● **Rows from a dataset**:
────────────────────

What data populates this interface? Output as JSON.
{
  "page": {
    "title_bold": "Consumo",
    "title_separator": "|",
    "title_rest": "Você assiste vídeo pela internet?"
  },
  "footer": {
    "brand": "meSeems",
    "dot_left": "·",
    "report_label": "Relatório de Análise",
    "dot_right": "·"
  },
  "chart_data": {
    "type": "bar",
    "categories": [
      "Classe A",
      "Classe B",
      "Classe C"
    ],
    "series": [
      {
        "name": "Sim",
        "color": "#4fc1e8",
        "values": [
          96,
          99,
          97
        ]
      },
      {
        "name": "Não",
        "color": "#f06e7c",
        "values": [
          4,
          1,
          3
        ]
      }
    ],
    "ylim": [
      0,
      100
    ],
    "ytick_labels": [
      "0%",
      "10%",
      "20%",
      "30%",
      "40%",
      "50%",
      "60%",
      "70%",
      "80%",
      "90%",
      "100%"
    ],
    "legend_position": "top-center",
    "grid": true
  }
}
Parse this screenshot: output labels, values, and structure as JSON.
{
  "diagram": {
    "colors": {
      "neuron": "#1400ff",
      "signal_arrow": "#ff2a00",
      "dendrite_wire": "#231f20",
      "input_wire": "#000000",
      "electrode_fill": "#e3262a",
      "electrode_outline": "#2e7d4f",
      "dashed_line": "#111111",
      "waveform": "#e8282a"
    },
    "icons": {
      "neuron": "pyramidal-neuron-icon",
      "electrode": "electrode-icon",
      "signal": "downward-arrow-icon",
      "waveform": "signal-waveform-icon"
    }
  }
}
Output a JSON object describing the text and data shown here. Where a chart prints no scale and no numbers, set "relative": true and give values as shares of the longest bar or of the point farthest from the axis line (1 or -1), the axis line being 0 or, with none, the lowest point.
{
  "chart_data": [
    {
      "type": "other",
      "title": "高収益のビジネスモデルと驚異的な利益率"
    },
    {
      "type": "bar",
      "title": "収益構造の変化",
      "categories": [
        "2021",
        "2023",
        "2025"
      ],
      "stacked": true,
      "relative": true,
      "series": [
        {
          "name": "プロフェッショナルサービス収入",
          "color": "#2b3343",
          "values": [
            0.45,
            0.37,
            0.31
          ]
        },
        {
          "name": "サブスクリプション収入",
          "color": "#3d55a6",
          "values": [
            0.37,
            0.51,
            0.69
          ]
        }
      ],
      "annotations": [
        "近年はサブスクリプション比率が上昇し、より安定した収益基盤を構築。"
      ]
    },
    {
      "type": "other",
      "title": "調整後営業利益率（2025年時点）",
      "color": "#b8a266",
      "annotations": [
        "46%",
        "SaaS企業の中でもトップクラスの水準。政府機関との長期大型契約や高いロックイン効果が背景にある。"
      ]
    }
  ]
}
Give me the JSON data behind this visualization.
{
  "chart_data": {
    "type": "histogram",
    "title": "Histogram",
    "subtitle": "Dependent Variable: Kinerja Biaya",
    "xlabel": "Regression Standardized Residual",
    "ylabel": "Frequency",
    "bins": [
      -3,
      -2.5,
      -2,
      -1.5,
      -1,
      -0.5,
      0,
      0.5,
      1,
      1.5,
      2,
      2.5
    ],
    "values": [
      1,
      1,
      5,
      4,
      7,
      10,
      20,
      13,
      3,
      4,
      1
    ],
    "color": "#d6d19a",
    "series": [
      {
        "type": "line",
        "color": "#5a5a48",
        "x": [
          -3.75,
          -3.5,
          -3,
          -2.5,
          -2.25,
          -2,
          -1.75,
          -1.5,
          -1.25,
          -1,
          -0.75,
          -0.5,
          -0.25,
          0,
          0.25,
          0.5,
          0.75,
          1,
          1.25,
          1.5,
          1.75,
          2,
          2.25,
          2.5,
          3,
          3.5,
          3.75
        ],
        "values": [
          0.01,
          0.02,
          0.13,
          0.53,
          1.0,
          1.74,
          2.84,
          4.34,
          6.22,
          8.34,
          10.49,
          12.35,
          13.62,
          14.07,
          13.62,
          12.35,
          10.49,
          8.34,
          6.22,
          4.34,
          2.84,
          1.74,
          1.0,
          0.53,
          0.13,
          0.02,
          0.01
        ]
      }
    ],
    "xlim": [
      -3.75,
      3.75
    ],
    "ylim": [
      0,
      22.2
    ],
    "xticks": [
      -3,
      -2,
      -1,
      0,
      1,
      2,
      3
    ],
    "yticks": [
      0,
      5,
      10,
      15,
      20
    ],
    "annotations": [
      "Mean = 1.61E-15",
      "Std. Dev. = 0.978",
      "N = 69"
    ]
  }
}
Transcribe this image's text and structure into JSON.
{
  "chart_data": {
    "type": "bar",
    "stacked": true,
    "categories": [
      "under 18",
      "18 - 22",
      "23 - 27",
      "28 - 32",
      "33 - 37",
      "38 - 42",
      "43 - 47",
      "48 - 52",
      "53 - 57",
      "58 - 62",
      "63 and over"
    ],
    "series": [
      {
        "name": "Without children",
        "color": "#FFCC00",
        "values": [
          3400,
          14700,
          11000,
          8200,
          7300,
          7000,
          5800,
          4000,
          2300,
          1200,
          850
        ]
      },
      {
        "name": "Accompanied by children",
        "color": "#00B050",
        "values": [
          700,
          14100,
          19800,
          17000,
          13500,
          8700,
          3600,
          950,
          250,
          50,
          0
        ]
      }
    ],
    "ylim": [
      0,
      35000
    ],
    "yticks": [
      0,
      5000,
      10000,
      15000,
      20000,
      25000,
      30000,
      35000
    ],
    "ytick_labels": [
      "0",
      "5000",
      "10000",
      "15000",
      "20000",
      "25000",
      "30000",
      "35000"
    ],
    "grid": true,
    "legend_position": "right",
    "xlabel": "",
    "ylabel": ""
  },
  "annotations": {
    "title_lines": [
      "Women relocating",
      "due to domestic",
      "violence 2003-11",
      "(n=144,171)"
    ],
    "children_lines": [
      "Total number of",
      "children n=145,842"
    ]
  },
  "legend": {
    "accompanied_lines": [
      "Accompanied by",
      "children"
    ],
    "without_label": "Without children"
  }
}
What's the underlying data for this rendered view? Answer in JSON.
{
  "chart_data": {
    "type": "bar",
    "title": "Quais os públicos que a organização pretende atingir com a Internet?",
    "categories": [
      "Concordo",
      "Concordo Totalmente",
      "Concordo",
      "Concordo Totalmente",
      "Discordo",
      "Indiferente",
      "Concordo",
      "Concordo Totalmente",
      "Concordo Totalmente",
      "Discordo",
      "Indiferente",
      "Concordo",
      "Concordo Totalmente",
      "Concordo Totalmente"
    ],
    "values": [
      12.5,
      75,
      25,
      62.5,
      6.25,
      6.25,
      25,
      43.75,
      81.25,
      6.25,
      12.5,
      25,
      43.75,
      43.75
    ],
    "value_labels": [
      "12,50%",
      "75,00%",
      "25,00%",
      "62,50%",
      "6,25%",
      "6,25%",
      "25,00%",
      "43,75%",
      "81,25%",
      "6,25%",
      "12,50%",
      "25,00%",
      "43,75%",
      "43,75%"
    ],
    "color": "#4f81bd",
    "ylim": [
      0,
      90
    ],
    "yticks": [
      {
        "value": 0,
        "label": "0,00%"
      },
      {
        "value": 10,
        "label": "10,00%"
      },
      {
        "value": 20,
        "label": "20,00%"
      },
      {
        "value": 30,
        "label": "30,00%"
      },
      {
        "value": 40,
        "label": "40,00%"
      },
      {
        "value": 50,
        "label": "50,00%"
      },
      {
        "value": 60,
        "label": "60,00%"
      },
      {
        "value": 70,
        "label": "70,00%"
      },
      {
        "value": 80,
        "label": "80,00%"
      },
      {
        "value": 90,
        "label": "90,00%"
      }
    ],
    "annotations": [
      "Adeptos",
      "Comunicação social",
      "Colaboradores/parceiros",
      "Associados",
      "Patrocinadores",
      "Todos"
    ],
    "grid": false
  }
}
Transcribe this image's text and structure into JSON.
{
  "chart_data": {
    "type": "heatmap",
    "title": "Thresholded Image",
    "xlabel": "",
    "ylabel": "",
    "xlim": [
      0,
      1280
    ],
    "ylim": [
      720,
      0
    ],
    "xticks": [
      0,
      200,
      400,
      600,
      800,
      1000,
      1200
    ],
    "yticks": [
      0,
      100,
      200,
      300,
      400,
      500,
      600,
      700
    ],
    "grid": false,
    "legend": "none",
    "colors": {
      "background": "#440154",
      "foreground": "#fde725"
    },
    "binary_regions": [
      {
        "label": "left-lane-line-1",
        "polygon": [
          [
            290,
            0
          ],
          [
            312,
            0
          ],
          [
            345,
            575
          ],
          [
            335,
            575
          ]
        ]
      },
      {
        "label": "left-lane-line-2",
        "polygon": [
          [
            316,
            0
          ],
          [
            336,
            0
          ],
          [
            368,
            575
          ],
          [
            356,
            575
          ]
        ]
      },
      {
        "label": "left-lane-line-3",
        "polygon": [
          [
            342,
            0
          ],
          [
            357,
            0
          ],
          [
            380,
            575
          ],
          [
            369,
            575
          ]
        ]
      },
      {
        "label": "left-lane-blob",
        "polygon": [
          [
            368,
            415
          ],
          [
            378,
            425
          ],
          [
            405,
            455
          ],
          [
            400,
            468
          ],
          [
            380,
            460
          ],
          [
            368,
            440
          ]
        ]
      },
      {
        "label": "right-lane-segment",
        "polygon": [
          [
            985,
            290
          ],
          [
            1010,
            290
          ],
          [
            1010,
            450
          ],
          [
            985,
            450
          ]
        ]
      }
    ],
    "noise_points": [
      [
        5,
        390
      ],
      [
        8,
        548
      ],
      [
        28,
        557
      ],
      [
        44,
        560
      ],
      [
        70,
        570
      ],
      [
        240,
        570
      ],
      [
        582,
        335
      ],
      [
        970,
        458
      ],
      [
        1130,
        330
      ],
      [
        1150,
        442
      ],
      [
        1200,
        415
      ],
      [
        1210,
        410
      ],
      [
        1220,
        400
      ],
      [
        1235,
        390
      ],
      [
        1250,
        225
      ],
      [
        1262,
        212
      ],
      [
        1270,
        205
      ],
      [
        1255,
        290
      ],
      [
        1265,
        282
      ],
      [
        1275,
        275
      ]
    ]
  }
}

────────────────────

● **WHAT NEEDS TO BE DONE**: From the entries, copy out each line containing the word "neuron".

● **WRITTEN ANSWER**:
      "neuron": "#1400ff",
      "neuron": "pyramidal-neuron-icon",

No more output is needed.